* [CHALLENGE] Transcribe the records that follow in their entirety, omitting any pictures.

────────────────────

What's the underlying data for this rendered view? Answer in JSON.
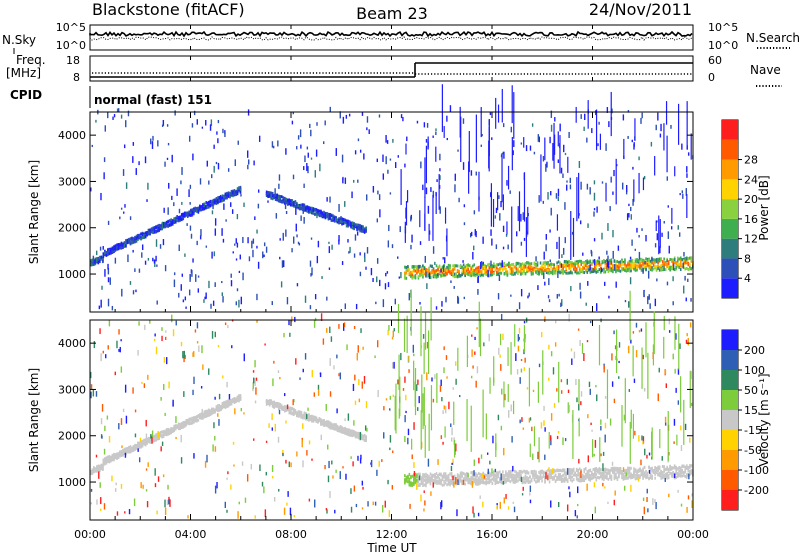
{
  "header": {
    "radar": "Blackstone (fitACF)",
    "beam": "Beam 23",
    "date": "24/Nov/2011"
  },
  "status_panels": {
    "nsky_label": "N.Sky",
    "nsky_ticks": [
      "10^5",
      "10^0"
    ],
    "nsearch_ticks": [
      "10^5",
      "10^0"
    ],
    "nsearch_label": "N.Search",
    "freq_label_1": "Freq.",
    "freq_label_2": "[MHz]",
    "freq_ticks": [
      "18",
      "8"
    ],
    "nave_ticks": [
      "60",
      "0"
    ],
    "nave_label": "Nave",
    "cpid_label": "CPID",
    "cpid_value": "normal (fast) 151"
  },
  "colors": {
    "power_scale": [
      "#1d1dff",
      "#2c4fb8",
      "#2e7d7d",
      "#3fae4f",
      "#8ad13f",
      "#ffd200",
      "#ff9a00",
      "#ff5a00",
      "#ff1e1e"
    ],
    "velocity_scale": [
      "#1d1dff",
      "#2f5fb5",
      "#2e8a5e",
      "#7ccc3c",
      "#c8c8c8",
      "#ffd200",
      "#ff9a00",
      "#ff5a00",
      "#ff1e1e"
    ]
  },
  "chart_data": [
    {
      "type": "heatmap",
      "panel": "power",
      "xlabel": "Time UT",
      "ylabel": "Slant Range [km]",
      "x_ticks": [
        "00:00",
        "04:00",
        "08:00",
        "12:00",
        "16:00",
        "20:00",
        "00:00"
      ],
      "x_range_hours": [
        0,
        24
      ],
      "y_ticks": [
        1000,
        2000,
        3000,
        4000
      ],
      "y_range_km": [
        180,
        4500
      ],
      "colorbar_label": "Power [dB]",
      "colorbar_ticks": [
        "4",
        "8",
        "12",
        "16",
        "20",
        "24",
        "28"
      ],
      "colorbar_range": [
        0,
        30
      ],
      "echo_bands": [
        {
          "t_start": 0.0,
          "t_end": 0.5,
          "range_start_km": 1200,
          "range_end_km": 1300,
          "value_db": 6
        },
        {
          "t_start": 0.5,
          "t_end": 6.0,
          "range_start_km": 1400,
          "range_end_km": 2800,
          "value_db": 4
        },
        {
          "t_start": 7.0,
          "t_end": 11.0,
          "range_start_km": 2700,
          "range_end_km": 1900,
          "value_db": 4
        },
        {
          "t_start": 12.5,
          "t_end": 24.0,
          "range_start_km": 1000,
          "range_end_km": 1200,
          "value_db": 12
        }
      ]
    },
    {
      "type": "heatmap",
      "panel": "velocity",
      "xlabel": "Time UT",
      "ylabel": "Slant Range [km]",
      "x_ticks": [
        "00:00",
        "04:00",
        "08:00",
        "12:00",
        "16:00",
        "20:00",
        "00:00"
      ],
      "x_range_hours": [
        0,
        24
      ],
      "y_ticks": [
        1000,
        2000,
        3000,
        4000
      ],
      "y_range_km": [
        180,
        4500
      ],
      "colorbar_label": "Velocity [m s⁻¹]",
      "colorbar_ticks": [
        "200",
        "100",
        "50",
        "15",
        "-15",
        "-50",
        "-100",
        "-200"
      ],
      "colorbar_range": [
        -250,
        250
      ]
    }
  ]
}
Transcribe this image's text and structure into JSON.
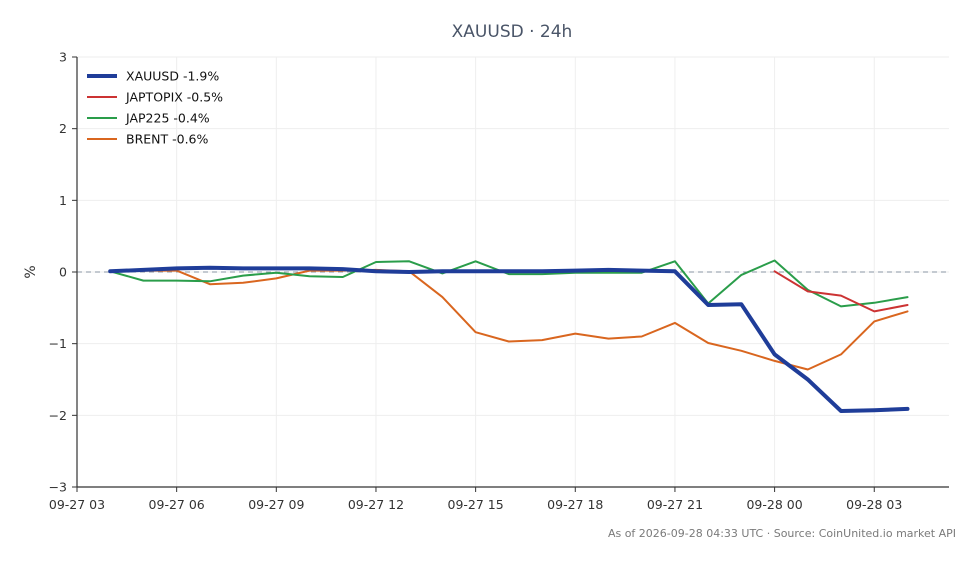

────────────────────

* [FINISHED TASK]
What's the underlying data for this rendered view? Answer in JSON.
{
  "header": {
    "radar": "Blackstone (fitACF)",
    "beam": "Beam 23",
    "date": "24/Nov/2011"
  },
  "status_panels": {
    "nsky_label": "N.Sky",
    "nsky_ticks": [
      "10^5",
      "10^0"
    ],
    "nsearch_ticks": [
      "10^5",
      "10^0"
    ],
    "nsearch_label": "N.Search",
    "freq_label_1": "Freq.",
    "freq_label_2": "[MHz]",
    "freq_ticks": [
      "18",
      "8"
    ],
    "nave_ticks": [
      "60",
      "0"
    ],
    "nave_label": "Nave",
    "cpid_label": "CPID",
    "cpid_value": "normal (fast) 151"
  },
  "colors": {
    "power_scale": [
      "#1d1dff",
      "#2c4fb8",
      "#2e7d7d",
      "#3fae4f",
      "#8ad13f",
      "#ffd200",
      "#ff9a00",
      "#ff5a00",
      "#ff1e1e"
    ],
    "velocity_scale": [
      "#1d1dff",
      "#2f5fb5",
      "#2e8a5e",
      "#7ccc3c",
      "#c8c8c8",
      "#ffd200",
      "#ff9a00",
      "#ff5a00",
      "#ff1e1e"
    ]
  },
  "chart_data": [
    {
      "type": "heatmap",
      "panel": "power",
      "xlabel": "Time UT",
      "ylabel": "Slant Range [km]",
      "x_ticks": [
        "00:00",
        "04:00",
        "08:00",
        "12:00",
        "16:00",
        "20:00",
        "00:00"
      ],
      "x_range_hours": [
        0,
        24
      ],
      "y_ticks": [
        1000,
        2000,
        3000,
        4000
      ],
      "y_range_km": [
        180,
        4500
      ],
      "colorbar_label": "Power [dB]",
      "colorbar_ticks": [
        "4",
        "8",
        "12",
        "16",
        "20",
        "24",
        "28"
      ],
      "colorbar_range": [
        0,
        30
      ],
      "echo_bands": [
        {
          "t_start": 0.0,
          "t_end": 0.5,
          "range_start_km": 1200,
          "range_end_km": 1300,
          "value_db": 6
        },
        {
          "t_start": 0.5,
          "t_end": 6.0,
          "range_start_km": 1400,
          "range_end_km": 2800,
          "value_db": 4
        },
        {
          "t_start": 7.0,
          "t_end": 11.0,
          "range_start_km": 2700,
          "range_end_km": 1900,
          "value_db": 4
        },
        {
          "t_start": 12.5,
          "t_end": 24.0,
          "range_start_km": 1000,
          "range_end_km": 1200,
          "value_db": 12
        }
      ]
    },
    {
      "type": "heatmap",
      "panel": "velocity",
      "xlabel": "Time UT",
      "ylabel": "Slant Range [km]",
      "x_ticks": [
        "00:00",
        "04:00",
        "08:00",
        "12:00",
        "16:00",
        "20:00",
        "00:00"
      ],
      "x_range_hours": [
        0,
        24
      ],
      "y_ticks": [
        1000,
        2000,
        3000,
        4000
      ],
      "y_range_km": [
        180,
        4500
      ],
      "colorbar_label": "Velocity [m s⁻¹]",
      "colorbar_ticks": [
        "200",
        "100",
        "50",
        "15",
        "-15",
        "-50",
        "-100",
        "-200"
      ],
      "colorbar_range": [
        -250,
        250
      ]
    }
  ]
}
Transcribe this image's text and structure into JSON.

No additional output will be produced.